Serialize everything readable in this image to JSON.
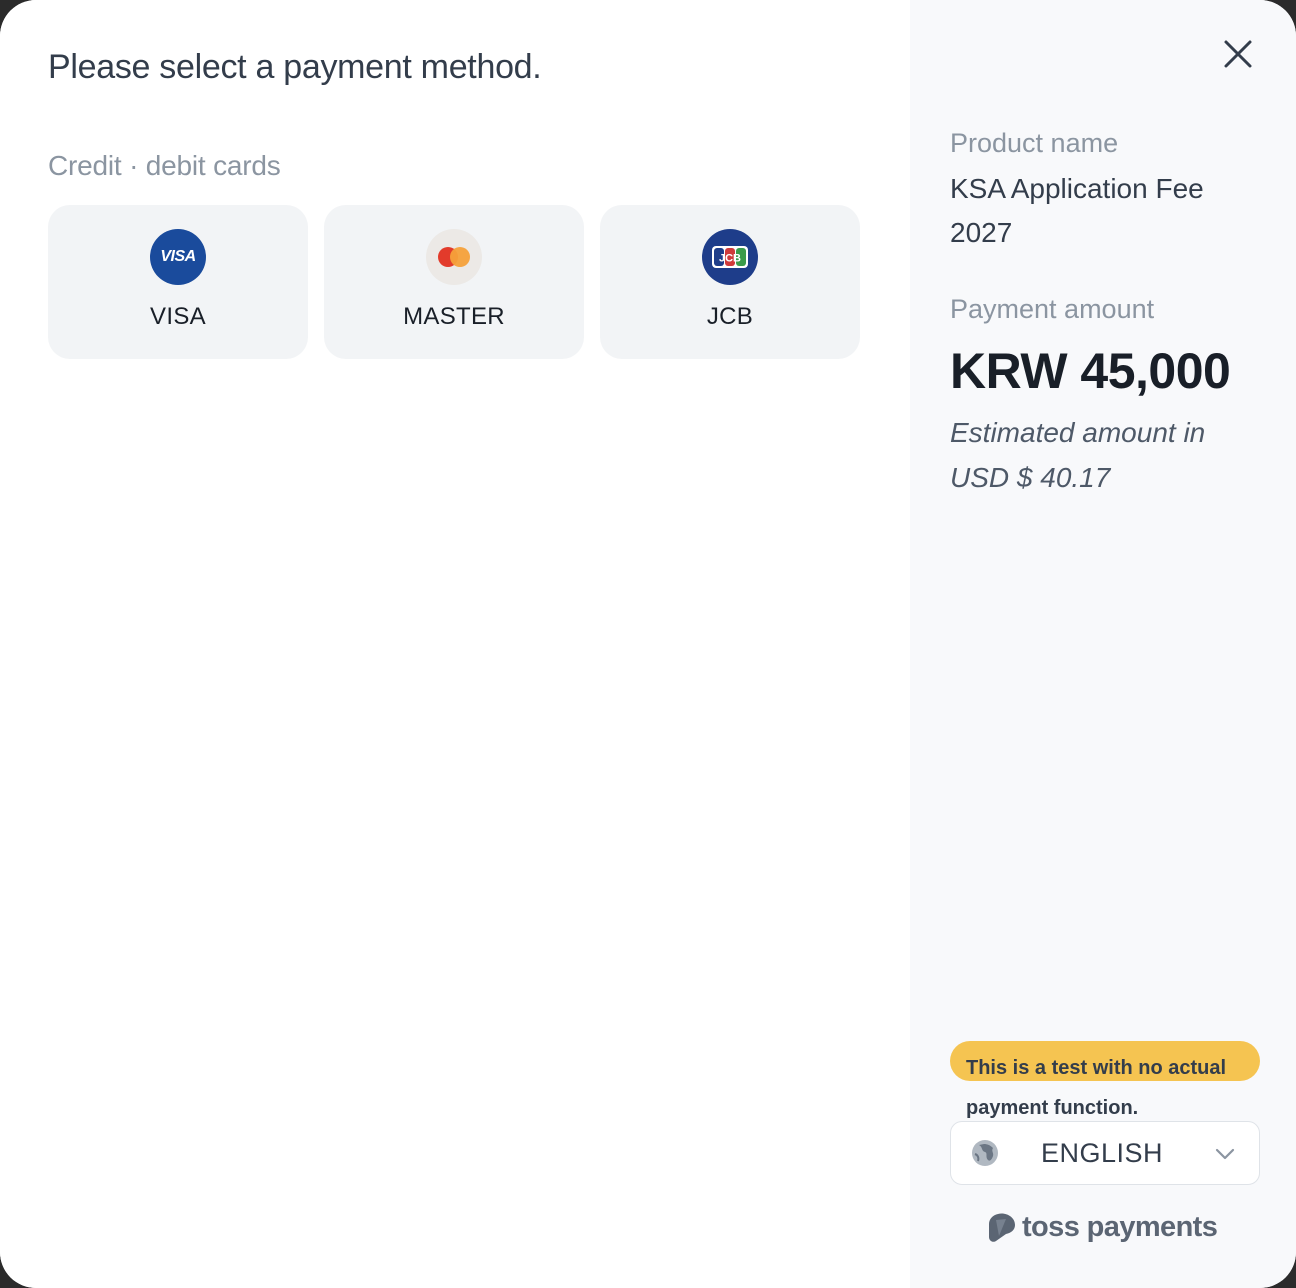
{
  "main": {
    "title": "Please select a payment method.",
    "section_label": "Credit · debit cards",
    "cards": [
      {
        "name": "VISA",
        "logo_text": "VISA",
        "icon": "visa-logo-icon"
      },
      {
        "name": "MASTER",
        "icon": "mastercard-logo-icon"
      },
      {
        "name": "JCB",
        "logo_text": "JCB",
        "icon": "jcb-logo-icon"
      }
    ]
  },
  "side": {
    "product_label": "Product name",
    "product_value": "KSA Application Fee 2027",
    "amount_label": "Payment amount",
    "amount_value": "KRW 45,000",
    "estimate": "Estimated amount in USD $ 40.17",
    "test_notice": "This is a test with no actual payment function.",
    "language": "ENGLISH",
    "brand": "toss payments"
  },
  "colors": {
    "notice_bg": "#f5c451",
    "visa_blue": "#1a4b9c",
    "jcb_blue": "#1e3d8a",
    "master_red": "#e23b2b",
    "master_orange": "#f6a13a"
  }
}
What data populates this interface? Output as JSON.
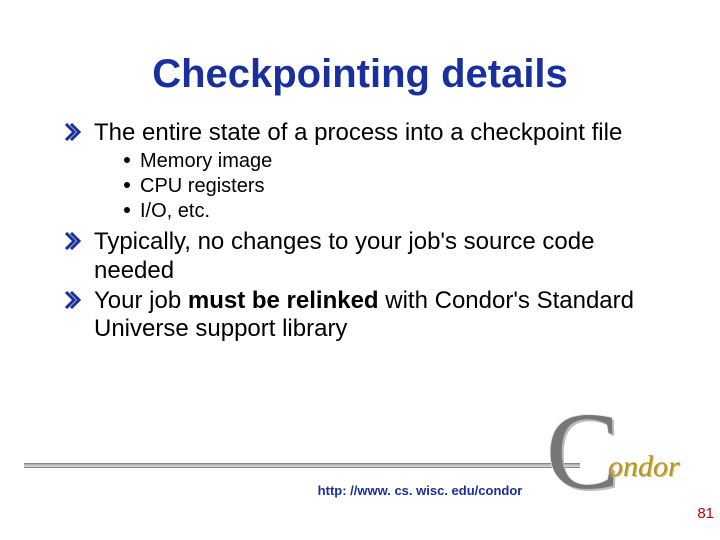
{
  "title": "Checkpointing details",
  "bullets": {
    "b1": "The entire state of a process into a checkpoint file",
    "b1_sub": {
      "s1": "Memory image",
      "s2": "CPU registers",
      "s3": "I/O, etc."
    },
    "b2": "Typically, no changes to your job's source code needed",
    "b3_pre": "Your job ",
    "b3_bold": "must be relinked",
    "b3_post": " with Condor's Standard Universe support library"
  },
  "footer_url": "http: //www. cs. wisc. edu/condor",
  "page_number": "81",
  "logo": {
    "c": "C",
    "rest": "ondor"
  }
}
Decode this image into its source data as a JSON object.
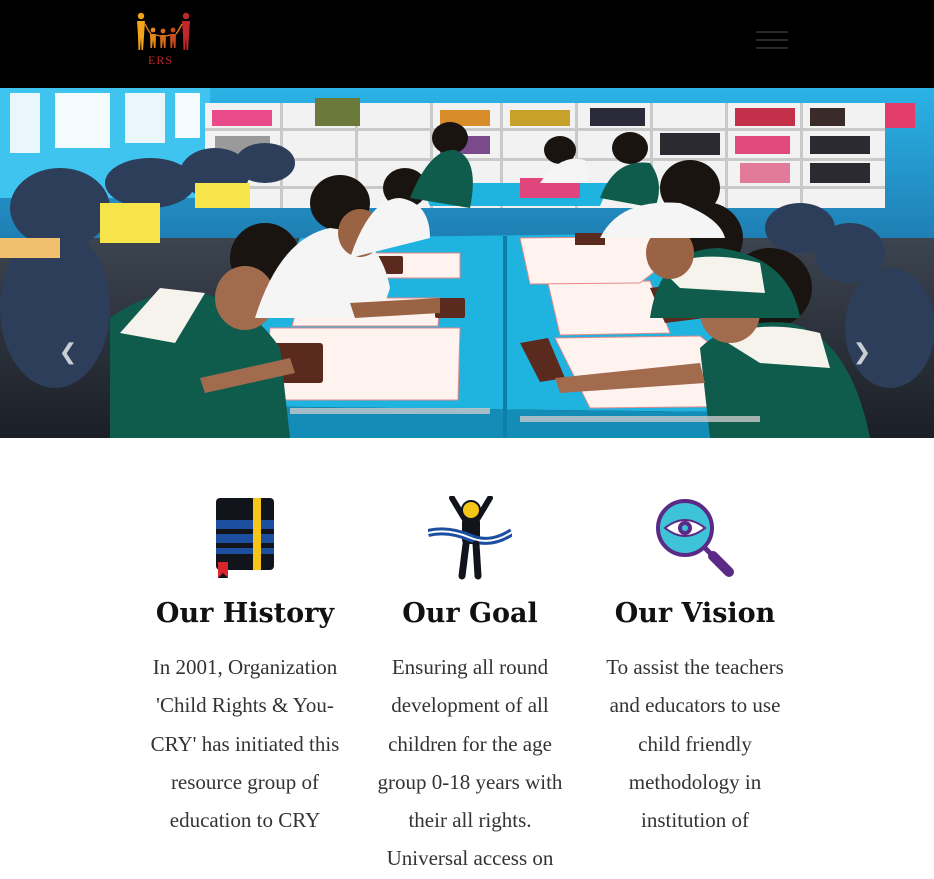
{
  "nav": {
    "logo_text": "ERS",
    "logo_icon": "family-logo-icon",
    "menu_icon": "hamburger-menu-icon"
  },
  "hero": {
    "image": "children-using-abacus-in-classroom-photo",
    "prev_icon": "chevron-left-icon",
    "next_icon": "chevron-right-icon",
    "prev_glyph": "❮",
    "next_glyph": "❯"
  },
  "features": [
    {
      "title": "Our History",
      "icon": "book-icon",
      "text": "In 2001, Organization 'Child Rights & You-CRY' has initiated this resource group of education to CRY"
    },
    {
      "title": "Our Goal",
      "icon": "finish-line-runner-icon",
      "text": "Ensuring all round development of all children for the age group 0-18 years with their all rights. Universal access on"
    },
    {
      "title": "Our Vision",
      "icon": "eye-magnifier-icon",
      "text": "To assist the teachers and educators to use child friendly methodology in institution of"
    }
  ],
  "colors": {
    "nav_bg": "#000000",
    "text": "#333333",
    "heading": "#111111",
    "book_blue": "#1d4fa0",
    "goal_yellow": "#f5c518",
    "vision_teal": "#3ec3d8",
    "vision_purple": "#5b2a86"
  }
}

* * * *

■ GIVEN INSTRUCTION
Report every line in the data above in which the word "group" appears.

■ FULL OUTPUT
      "text": "In 2001, Organization 'Child Rights & You-CRY' has initiated this resource group of education to CRY"
      "text": "Ensuring all round development of all children for the age group 0-18 years with their all rights. Universal access on"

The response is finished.